Written request → Return the entries verbatim and drop every picture.

** Begin Input **

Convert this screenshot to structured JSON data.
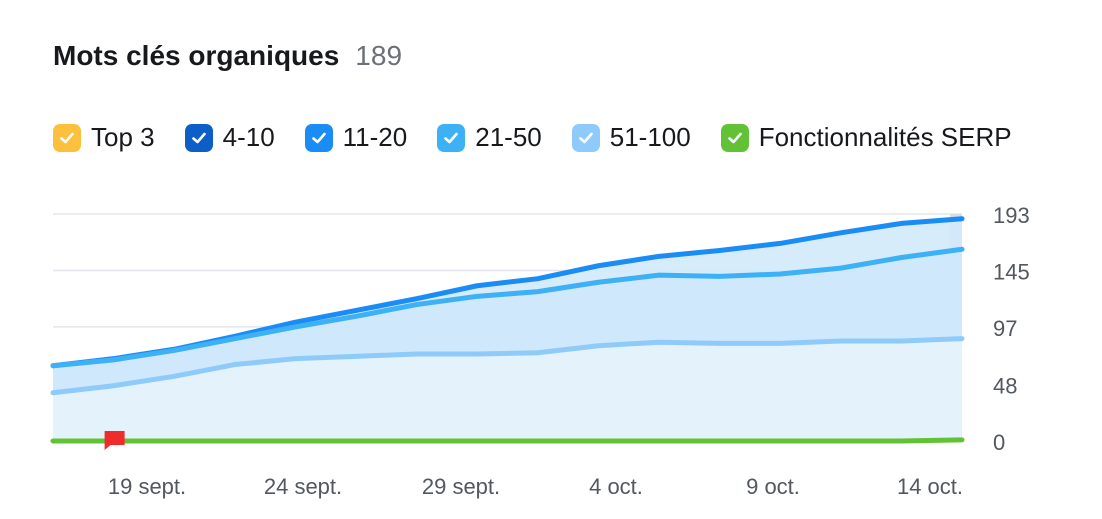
{
  "header": {
    "title": "Mots clés organiques",
    "count": "189"
  },
  "legend": [
    {
      "label": "Top 3",
      "color": "#fcc03d",
      "checked": true
    },
    {
      "label": "4-10",
      "color": "#0b5fc6",
      "checked": true
    },
    {
      "label": "11-20",
      "color": "#1a8cf5",
      "checked": true
    },
    {
      "label": "21-50",
      "color": "#3cb1f6",
      "checked": true
    },
    {
      "label": "51-100",
      "color": "#8ecbfa",
      "checked": true
    },
    {
      "label": "Fonctionnalités SERP",
      "color": "#61c235",
      "checked": true
    }
  ],
  "chart_data": {
    "type": "area",
    "x_tick_labels": [
      "19 sept.",
      "24 sept.",
      "29 sept.",
      "4 oct.",
      "9 oct.",
      "14 oct."
    ],
    "y_ticks": [
      0,
      48,
      97,
      145,
      193
    ],
    "ylim": [
      0,
      193
    ],
    "x": [
      "15 sept.",
      "17 sept.",
      "19 sept.",
      "21 sept.",
      "23 sept.",
      "25 sept.",
      "27 sept.",
      "29 sept.",
      "1 oct.",
      "3 oct.",
      "5 oct.",
      "7 oct.",
      "9 oct.",
      "11 oct.",
      "13 oct.",
      "14 oct."
    ],
    "series": [
      {
        "values": [
          64,
          70,
          78,
          89,
          101,
          111,
          121,
          132,
          138,
          149,
          157,
          162,
          168,
          177,
          185,
          189
        ],
        "color": "#1a8cf5"
      },
      {
        "values": [
          64,
          69,
          77,
          87,
          97,
          106,
          116,
          123,
          127,
          135,
          141,
          140,
          142,
          147,
          156,
          163
        ],
        "color": "#3cb1f6"
      },
      {
        "values": [
          41,
          47,
          55,
          65,
          70,
          72,
          74,
          74,
          75,
          81,
          84,
          83,
          83,
          85,
          85,
          87
        ],
        "color": "#8ecbfa"
      },
      {
        "values": [
          0,
          0,
          0,
          0,
          0,
          0,
          0,
          0,
          0,
          0,
          0,
          0,
          0,
          0,
          0,
          1
        ],
        "color": "#61c235"
      }
    ],
    "annotations": [
      {
        "type": "flag",
        "x": "17 sept.",
        "color": "#ef2b2b"
      }
    ],
    "grid": true
  }
}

** End Input **

Completed task →
Convert this screenshot to structured JSON data.
{
  "header": {
    "title": "Mots clés organiques",
    "count": "189"
  },
  "legend": [
    {
      "label": "Top 3",
      "color": "#fcc03d",
      "checked": true
    },
    {
      "label": "4-10",
      "color": "#0b5fc6",
      "checked": true
    },
    {
      "label": "11-20",
      "color": "#1a8cf5",
      "checked": true
    },
    {
      "label": "21-50",
      "color": "#3cb1f6",
      "checked": true
    },
    {
      "label": "51-100",
      "color": "#8ecbfa",
      "checked": true
    },
    {
      "label": "Fonctionnalités SERP",
      "color": "#61c235",
      "checked": true
    }
  ],
  "chart_data": {
    "type": "area",
    "x_tick_labels": [
      "19 sept.",
      "24 sept.",
      "29 sept.",
      "4 oct.",
      "9 oct.",
      "14 oct."
    ],
    "y_ticks": [
      0,
      48,
      97,
      145,
      193
    ],
    "ylim": [
      0,
      193
    ],
    "x": [
      "15 sept.",
      "17 sept.",
      "19 sept.",
      "21 sept.",
      "23 sept.",
      "25 sept.",
      "27 sept.",
      "29 sept.",
      "1 oct.",
      "3 oct.",
      "5 oct.",
      "7 oct.",
      "9 oct.",
      "11 oct.",
      "13 oct.",
      "14 oct."
    ],
    "series": [
      {
        "values": [
          64,
          70,
          78,
          89,
          101,
          111,
          121,
          132,
          138,
          149,
          157,
          162,
          168,
          177,
          185,
          189
        ],
        "color": "#1a8cf5"
      },
      {
        "values": [
          64,
          69,
          77,
          87,
          97,
          106,
          116,
          123,
          127,
          135,
          141,
          140,
          142,
          147,
          156,
          163
        ],
        "color": "#3cb1f6"
      },
      {
        "values": [
          41,
          47,
          55,
          65,
          70,
          72,
          74,
          74,
          75,
          81,
          84,
          83,
          83,
          85,
          85,
          87
        ],
        "color": "#8ecbfa"
      },
      {
        "values": [
          0,
          0,
          0,
          0,
          0,
          0,
          0,
          0,
          0,
          0,
          0,
          0,
          0,
          0,
          0,
          1
        ],
        "color": "#61c235"
      }
    ],
    "annotations": [
      {
        "type": "flag",
        "x": "17 sept.",
        "color": "#ef2b2b"
      }
    ],
    "grid": true
  }
}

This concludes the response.